Work to do
Return all lines with the word "description" in them.

Input material
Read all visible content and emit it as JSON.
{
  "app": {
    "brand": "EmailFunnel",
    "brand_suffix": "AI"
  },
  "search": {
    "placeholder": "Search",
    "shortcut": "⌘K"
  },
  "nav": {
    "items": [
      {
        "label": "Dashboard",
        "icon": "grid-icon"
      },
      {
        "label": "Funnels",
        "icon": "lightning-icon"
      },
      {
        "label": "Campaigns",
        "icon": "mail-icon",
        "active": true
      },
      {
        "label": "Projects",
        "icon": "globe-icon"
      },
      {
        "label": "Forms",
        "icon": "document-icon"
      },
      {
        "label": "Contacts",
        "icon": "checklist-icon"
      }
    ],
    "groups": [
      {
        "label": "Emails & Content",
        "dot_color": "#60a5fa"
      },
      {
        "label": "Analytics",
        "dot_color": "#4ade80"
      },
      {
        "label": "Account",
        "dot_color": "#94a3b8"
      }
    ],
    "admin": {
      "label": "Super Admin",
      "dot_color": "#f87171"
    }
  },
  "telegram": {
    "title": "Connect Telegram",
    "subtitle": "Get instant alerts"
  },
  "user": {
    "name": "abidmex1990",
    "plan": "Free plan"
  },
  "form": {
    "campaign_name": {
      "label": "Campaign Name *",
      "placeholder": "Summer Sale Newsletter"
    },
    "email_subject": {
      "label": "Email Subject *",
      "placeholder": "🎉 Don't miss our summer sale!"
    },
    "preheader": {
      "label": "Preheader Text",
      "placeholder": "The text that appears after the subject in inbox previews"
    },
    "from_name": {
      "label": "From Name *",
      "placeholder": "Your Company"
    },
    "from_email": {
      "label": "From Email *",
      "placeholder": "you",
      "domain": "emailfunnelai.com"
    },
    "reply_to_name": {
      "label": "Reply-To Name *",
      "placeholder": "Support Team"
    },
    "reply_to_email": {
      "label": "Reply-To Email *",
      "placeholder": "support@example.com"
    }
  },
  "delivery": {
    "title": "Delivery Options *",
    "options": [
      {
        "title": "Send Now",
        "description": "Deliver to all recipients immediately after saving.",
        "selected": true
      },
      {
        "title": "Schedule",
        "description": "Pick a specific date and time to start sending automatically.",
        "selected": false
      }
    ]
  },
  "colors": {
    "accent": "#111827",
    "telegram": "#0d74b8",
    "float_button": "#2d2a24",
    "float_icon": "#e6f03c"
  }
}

Complete response
        "description": "Deliver to all recipients immediately after saving.",
        "description": "Pick a specific date and time to start sending automatically.",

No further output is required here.